== Material provided

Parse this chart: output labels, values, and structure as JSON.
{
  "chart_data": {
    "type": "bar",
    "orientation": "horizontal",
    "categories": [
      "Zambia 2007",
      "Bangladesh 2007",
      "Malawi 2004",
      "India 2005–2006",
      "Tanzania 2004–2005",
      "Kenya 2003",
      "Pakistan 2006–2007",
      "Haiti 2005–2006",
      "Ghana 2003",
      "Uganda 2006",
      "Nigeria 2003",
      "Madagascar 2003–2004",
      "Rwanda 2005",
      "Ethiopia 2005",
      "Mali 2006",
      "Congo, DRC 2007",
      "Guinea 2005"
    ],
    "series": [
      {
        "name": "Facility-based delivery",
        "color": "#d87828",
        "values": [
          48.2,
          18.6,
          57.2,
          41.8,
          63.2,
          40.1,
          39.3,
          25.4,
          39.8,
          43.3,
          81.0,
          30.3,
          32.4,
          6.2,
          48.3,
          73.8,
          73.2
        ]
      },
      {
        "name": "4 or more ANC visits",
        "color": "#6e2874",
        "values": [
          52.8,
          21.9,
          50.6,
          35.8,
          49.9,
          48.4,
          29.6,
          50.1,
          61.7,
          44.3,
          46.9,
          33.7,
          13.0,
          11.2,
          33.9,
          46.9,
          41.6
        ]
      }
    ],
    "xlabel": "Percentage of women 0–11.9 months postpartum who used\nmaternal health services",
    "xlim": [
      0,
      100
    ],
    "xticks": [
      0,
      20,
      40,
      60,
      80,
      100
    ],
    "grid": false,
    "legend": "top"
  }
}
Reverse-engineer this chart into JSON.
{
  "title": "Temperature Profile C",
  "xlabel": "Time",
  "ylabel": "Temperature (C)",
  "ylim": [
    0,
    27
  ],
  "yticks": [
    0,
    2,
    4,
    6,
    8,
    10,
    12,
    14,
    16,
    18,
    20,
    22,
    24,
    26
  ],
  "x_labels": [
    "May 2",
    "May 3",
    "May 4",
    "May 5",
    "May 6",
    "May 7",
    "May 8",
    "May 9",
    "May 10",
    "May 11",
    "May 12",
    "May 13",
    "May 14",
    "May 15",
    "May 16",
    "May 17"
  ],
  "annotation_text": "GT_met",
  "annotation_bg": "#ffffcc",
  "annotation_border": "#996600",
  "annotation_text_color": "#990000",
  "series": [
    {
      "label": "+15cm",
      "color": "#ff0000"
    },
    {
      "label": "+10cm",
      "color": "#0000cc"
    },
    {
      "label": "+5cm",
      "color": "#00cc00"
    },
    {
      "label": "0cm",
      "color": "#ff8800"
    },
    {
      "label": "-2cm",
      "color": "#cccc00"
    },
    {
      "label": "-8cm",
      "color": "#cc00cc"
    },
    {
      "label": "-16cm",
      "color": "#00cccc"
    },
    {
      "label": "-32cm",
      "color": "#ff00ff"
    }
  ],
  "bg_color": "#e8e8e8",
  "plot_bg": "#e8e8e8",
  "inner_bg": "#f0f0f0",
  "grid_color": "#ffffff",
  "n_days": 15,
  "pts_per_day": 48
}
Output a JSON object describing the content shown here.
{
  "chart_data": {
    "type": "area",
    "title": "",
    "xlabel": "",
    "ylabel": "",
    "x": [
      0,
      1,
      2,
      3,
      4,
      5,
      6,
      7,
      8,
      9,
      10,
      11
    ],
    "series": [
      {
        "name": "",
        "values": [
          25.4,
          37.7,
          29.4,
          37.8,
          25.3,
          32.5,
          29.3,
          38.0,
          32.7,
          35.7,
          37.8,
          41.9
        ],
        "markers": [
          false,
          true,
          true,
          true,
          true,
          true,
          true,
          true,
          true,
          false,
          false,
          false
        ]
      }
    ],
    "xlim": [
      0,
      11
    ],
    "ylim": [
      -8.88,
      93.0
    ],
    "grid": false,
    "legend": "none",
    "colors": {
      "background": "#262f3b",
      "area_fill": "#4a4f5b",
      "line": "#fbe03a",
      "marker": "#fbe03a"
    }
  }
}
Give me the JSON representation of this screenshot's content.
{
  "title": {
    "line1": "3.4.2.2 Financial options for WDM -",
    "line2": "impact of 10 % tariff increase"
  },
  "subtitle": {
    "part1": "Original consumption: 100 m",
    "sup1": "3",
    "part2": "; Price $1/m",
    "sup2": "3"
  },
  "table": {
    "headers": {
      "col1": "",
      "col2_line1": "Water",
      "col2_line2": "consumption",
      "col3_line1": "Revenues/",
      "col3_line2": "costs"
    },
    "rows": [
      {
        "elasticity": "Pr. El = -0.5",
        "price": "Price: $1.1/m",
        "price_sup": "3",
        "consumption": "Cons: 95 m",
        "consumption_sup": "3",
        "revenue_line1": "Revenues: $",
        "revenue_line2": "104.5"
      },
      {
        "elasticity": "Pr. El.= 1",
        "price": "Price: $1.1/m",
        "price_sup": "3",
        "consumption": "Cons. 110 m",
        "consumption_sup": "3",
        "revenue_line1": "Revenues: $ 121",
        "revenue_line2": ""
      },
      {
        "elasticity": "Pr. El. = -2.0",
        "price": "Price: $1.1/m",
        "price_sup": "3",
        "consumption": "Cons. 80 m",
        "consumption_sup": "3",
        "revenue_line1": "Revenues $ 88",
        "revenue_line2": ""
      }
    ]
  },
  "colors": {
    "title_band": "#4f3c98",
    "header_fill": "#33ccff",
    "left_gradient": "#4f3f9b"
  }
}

====

## Written instruction:
Pick each line holding the word "name" out of the data and copy it.

## Response for this exercise:
        "name": "Facility-based delivery",
        "name": "4 or more ANC visits",
        "name": "",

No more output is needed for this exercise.